(Aus einer Sammlung entnommene Datensätze)

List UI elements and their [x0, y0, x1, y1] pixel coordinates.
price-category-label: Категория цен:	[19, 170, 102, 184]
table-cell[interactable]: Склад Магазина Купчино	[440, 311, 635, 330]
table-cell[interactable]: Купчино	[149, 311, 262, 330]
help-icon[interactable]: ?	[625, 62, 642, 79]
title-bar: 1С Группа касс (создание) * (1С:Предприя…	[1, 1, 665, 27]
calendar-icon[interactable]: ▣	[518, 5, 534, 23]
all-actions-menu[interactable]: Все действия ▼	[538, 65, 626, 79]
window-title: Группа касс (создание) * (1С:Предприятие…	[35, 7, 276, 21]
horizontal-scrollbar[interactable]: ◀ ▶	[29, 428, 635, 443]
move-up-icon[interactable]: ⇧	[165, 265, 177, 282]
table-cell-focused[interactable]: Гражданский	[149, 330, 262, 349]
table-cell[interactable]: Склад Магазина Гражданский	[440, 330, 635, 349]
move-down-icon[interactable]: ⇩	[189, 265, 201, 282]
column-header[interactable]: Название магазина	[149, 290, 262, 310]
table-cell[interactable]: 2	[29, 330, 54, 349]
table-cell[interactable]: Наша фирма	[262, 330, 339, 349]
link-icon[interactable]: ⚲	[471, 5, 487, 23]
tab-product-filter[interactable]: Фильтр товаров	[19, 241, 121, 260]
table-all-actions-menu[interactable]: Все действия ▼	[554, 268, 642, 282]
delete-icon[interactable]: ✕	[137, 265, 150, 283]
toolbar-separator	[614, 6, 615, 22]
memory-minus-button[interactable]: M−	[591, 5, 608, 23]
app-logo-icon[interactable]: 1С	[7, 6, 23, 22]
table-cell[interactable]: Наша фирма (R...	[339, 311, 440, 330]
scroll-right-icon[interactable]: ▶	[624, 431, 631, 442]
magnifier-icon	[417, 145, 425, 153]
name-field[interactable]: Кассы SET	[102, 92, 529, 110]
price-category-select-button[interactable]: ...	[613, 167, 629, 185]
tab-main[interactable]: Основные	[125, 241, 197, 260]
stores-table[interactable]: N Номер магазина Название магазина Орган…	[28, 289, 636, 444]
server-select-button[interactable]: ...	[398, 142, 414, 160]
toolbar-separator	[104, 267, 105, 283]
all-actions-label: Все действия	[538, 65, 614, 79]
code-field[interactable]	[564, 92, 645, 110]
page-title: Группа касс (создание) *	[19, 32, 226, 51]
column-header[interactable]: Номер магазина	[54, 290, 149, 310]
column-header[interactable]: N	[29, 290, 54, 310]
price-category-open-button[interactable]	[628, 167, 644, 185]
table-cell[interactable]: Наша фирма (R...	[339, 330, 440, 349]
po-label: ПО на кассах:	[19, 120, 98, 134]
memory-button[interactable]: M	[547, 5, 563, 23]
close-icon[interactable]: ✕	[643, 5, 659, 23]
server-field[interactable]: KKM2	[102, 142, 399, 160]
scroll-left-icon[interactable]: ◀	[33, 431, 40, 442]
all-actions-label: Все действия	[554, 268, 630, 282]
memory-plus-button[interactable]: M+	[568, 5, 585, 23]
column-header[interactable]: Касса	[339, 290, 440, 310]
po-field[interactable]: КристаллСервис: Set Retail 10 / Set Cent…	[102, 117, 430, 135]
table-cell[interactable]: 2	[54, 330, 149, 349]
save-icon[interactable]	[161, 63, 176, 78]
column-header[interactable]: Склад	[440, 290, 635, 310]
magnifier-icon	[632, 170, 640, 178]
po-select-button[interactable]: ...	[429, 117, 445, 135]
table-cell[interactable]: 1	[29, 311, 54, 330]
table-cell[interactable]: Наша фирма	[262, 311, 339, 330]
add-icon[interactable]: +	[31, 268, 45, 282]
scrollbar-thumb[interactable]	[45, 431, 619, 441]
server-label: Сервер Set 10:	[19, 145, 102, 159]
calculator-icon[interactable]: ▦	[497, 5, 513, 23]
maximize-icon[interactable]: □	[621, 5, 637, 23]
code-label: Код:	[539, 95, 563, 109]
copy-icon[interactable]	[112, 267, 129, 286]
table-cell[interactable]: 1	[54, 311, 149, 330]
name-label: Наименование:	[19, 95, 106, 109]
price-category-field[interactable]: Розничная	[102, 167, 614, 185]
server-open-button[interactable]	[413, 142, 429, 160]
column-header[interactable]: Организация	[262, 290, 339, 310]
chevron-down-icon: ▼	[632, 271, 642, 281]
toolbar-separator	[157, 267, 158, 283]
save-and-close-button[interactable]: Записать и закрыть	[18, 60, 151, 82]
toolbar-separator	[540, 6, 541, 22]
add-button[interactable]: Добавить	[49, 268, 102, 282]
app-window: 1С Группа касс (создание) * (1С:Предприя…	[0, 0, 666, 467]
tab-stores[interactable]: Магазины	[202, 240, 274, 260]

ZIEL DER ÜBUNG: Suchen Sie aus dem Material oben jede Zeile heraus, in der die Zeichenfolge „toolbar“ vorkommt, und schreiben Sie diese Zeilen unverändert ab. Achten Sie dabei auf Groß- und Kleinschreibung.

DIE ANTWORT:
toolbar-separator	[614, 6, 615, 22]
toolbar-separator	[104, 267, 105, 283]
toolbar-separator	[157, 267, 158, 283]
toolbar-separator	[540, 6, 541, 22]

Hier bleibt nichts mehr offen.